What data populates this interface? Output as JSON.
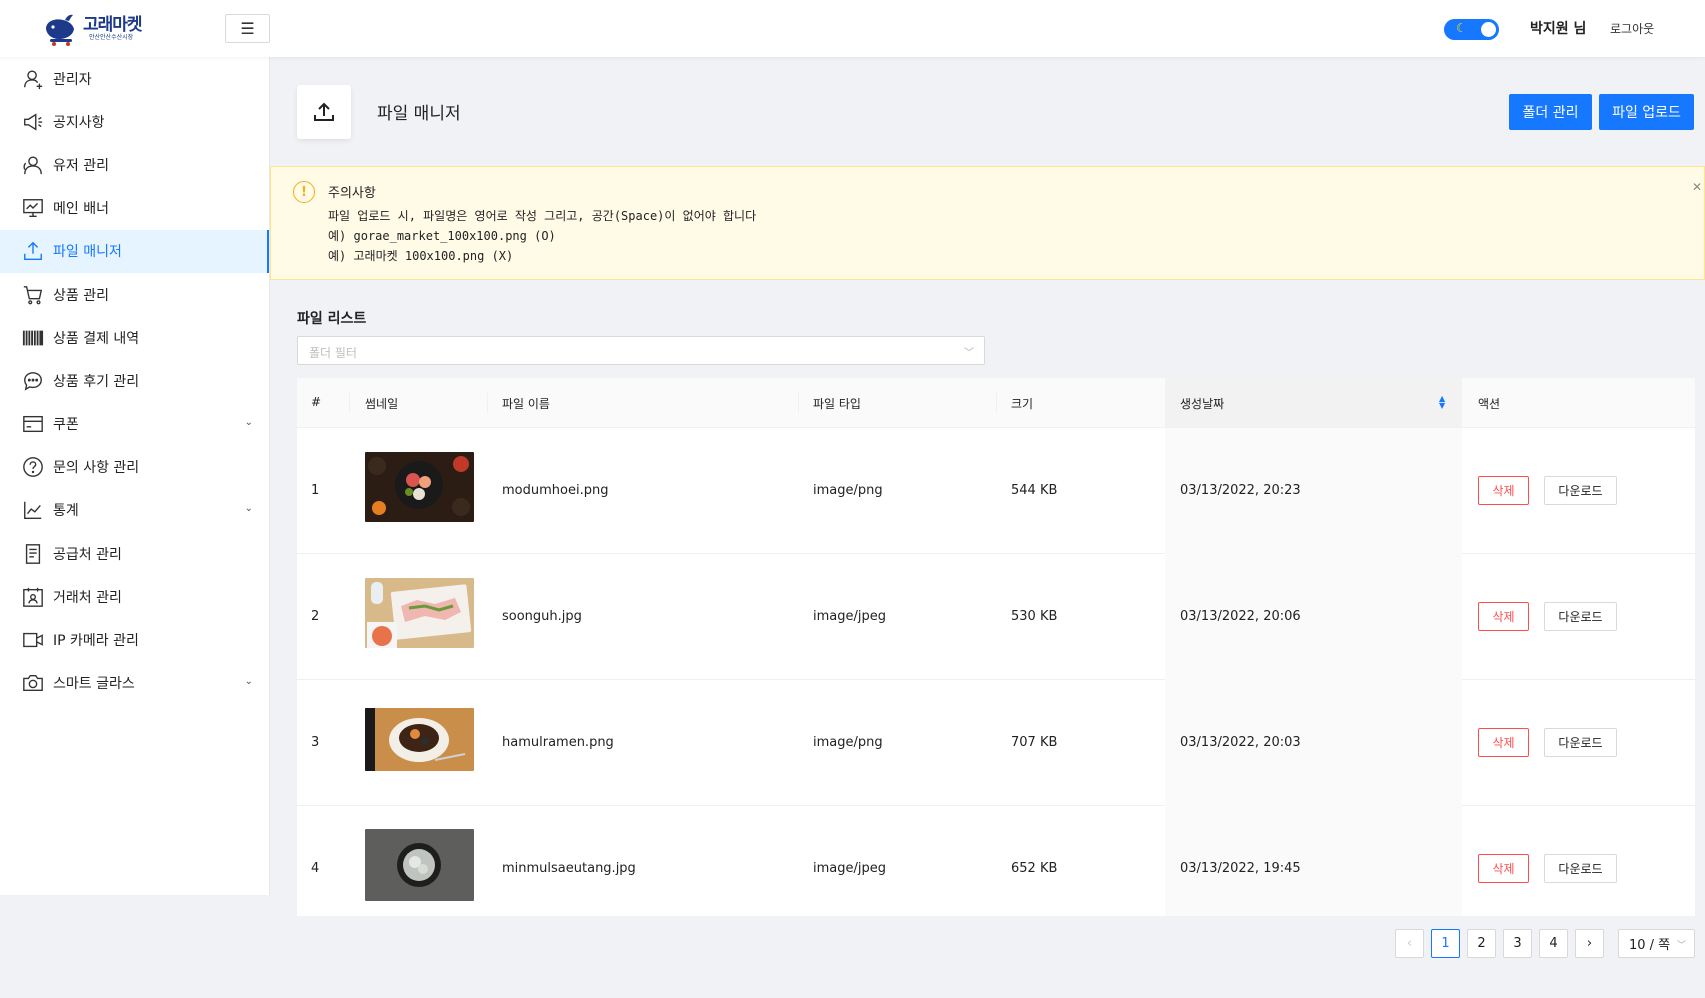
{
  "brand": {
    "name": "고래마켓",
    "tagline": "안산안산수산시장"
  },
  "header": {
    "user_name": "박지원 님",
    "logout_label": "로그아웃",
    "theme_toggle_icon": "moon-icon"
  },
  "sidebar": {
    "items": [
      {
        "label": "관리자",
        "icon": "admin-user-icon"
      },
      {
        "label": "공지사항",
        "icon": "megaphone-icon"
      },
      {
        "label": "유저 관리",
        "icon": "users-icon"
      },
      {
        "label": "메인 배너",
        "icon": "monitor-chart-icon"
      },
      {
        "label": "파일 매니저",
        "icon": "upload-icon",
        "active": true
      },
      {
        "label": "상품 관리",
        "icon": "cart-icon"
      },
      {
        "label": "상품 결제 내역",
        "icon": "barcode-icon"
      },
      {
        "label": "상품 후기 관리",
        "icon": "chat-icon"
      },
      {
        "label": "쿠폰",
        "icon": "card-icon",
        "expandable": true
      },
      {
        "label": "문의 사항 관리",
        "icon": "question-icon"
      },
      {
        "label": "통계",
        "icon": "line-chart-icon",
        "expandable": true
      },
      {
        "label": "공급처 관리",
        "icon": "document-icon"
      },
      {
        "label": "거래처 관리",
        "icon": "contact-card-icon"
      },
      {
        "label": "IP 카메라 관리",
        "icon": "video-camera-icon"
      },
      {
        "label": "스마트 글라스",
        "icon": "camera-icon",
        "expandable": true
      }
    ]
  },
  "page": {
    "title": "파일 매니저",
    "folder_button": "폴더 관리",
    "upload_button": "파일 업로드"
  },
  "notice": {
    "title": "주의사항",
    "lines": [
      "파일 업로드 시, 파일명은 영어로 작성 그리고, 공간(Space)이 없어야 합니다",
      "예) gorae_market_100x100.png (O)",
      "예) 고래마켓 100x100.png (X)"
    ]
  },
  "file_list": {
    "title": "파일 리스트",
    "filter_placeholder": "폴더 필터",
    "columns": [
      "#",
      "썸네일",
      "파일 이름",
      "파일 타입",
      "크기",
      "생성날짜",
      "액션"
    ],
    "rows": [
      {
        "index": "1",
        "name": "modumhoei.png",
        "type": "image/png",
        "size": "544 KB",
        "created": "03/13/2022, 20:23"
      },
      {
        "index": "2",
        "name": "soonguh.jpg",
        "type": "image/jpeg",
        "size": "530 KB",
        "created": "03/13/2022, 20:06"
      },
      {
        "index": "3",
        "name": "hamulramen.png",
        "type": "image/png",
        "size": "707 KB",
        "created": "03/13/2022, 20:03"
      },
      {
        "index": "4",
        "name": "minmulsaeutang.jpg",
        "type": "image/jpeg",
        "size": "652 KB",
        "created": "03/13/2022, 19:45"
      }
    ],
    "delete_label": "삭제",
    "download_label": "다운로드"
  },
  "pagination": {
    "pages": [
      "1",
      "2",
      "3",
      "4"
    ],
    "current": "1",
    "page_size": "10 / 쪽"
  },
  "colors": {
    "primary": "#1677ff",
    "danger": "#ff4d4f",
    "warning": "#faad14",
    "alert_bg": "#fffbe6"
  }
}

#####

Aim: Skip the pictures and print each record exactly as it stands.

Exercise answer:
What data populates this interface? Output as JSON.
{
  "brand": {
    "name": "고래마켓",
    "tagline": "안산안산수산시장"
  },
  "header": {
    "user_name": "박지원 님",
    "logout_label": "로그아웃",
    "theme_toggle_icon": "moon-icon"
  },
  "sidebar": {
    "items": [
      {
        "label": "관리자",
        "icon": "admin-user-icon"
      },
      {
        "label": "공지사항",
        "icon": "megaphone-icon"
      },
      {
        "label": "유저 관리",
        "icon": "users-icon"
      },
      {
        "label": "메인 배너",
        "icon": "monitor-chart-icon"
      },
      {
        "label": "파일 매니저",
        "icon": "upload-icon",
        "active": true
      },
      {
        "label": "상품 관리",
        "icon": "cart-icon"
      },
      {
        "label": "상품 결제 내역",
        "icon": "barcode-icon"
      },
      {
        "label": "상품 후기 관리",
        "icon": "chat-icon"
      },
      {
        "label": "쿠폰",
        "icon": "card-icon",
        "expandable": true
      },
      {
        "label": "문의 사항 관리",
        "icon": "question-icon"
      },
      {
        "label": "통계",
        "icon": "line-chart-icon",
        "expandable": true
      },
      {
        "label": "공급처 관리",
        "icon": "document-icon"
      },
      {
        "label": "거래처 관리",
        "icon": "contact-card-icon"
      },
      {
        "label": "IP 카메라 관리",
        "icon": "video-camera-icon"
      },
      {
        "label": "스마트 글라스",
        "icon": "camera-icon",
        "expandable": true
      }
    ]
  },
  "page": {
    "title": "파일 매니저",
    "folder_button": "폴더 관리",
    "upload_button": "파일 업로드"
  },
  "notice": {
    "title": "주의사항",
    "lines": [
      "파일 업로드 시, 파일명은 영어로 작성 그리고, 공간(Space)이 없어야 합니다",
      "예) gorae_market_100x100.png (O)",
      "예) 고래마켓 100x100.png (X)"
    ]
  },
  "file_list": {
    "title": "파일 리스트",
    "filter_placeholder": "폴더 필터",
    "columns": [
      "#",
      "썸네일",
      "파일 이름",
      "파일 타입",
      "크기",
      "생성날짜",
      "액션"
    ],
    "rows": [
      {
        "index": "1",
        "name": "modumhoei.png",
        "type": "image/png",
        "size": "544 KB",
        "created": "03/13/2022, 20:23"
      },
      {
        "index": "2",
        "name": "soonguh.jpg",
        "type": "image/jpeg",
        "size": "530 KB",
        "created": "03/13/2022, 20:06"
      },
      {
        "index": "3",
        "name": "hamulramen.png",
        "type": "image/png",
        "size": "707 KB",
        "created": "03/13/2022, 20:03"
      },
      {
        "index": "4",
        "name": "minmulsaeutang.jpg",
        "type": "image/jpeg",
        "size": "652 KB",
        "created": "03/13/2022, 19:45"
      }
    ],
    "delete_label": "삭제",
    "download_label": "다운로드"
  },
  "pagination": {
    "pages": [
      "1",
      "2",
      "3",
      "4"
    ],
    "current": "1",
    "page_size": "10 / 쪽"
  },
  "colors": {
    "primary": "#1677ff",
    "danger": "#ff4d4f",
    "warning": "#faad14",
    "alert_bg": "#fffbe6"
  }
}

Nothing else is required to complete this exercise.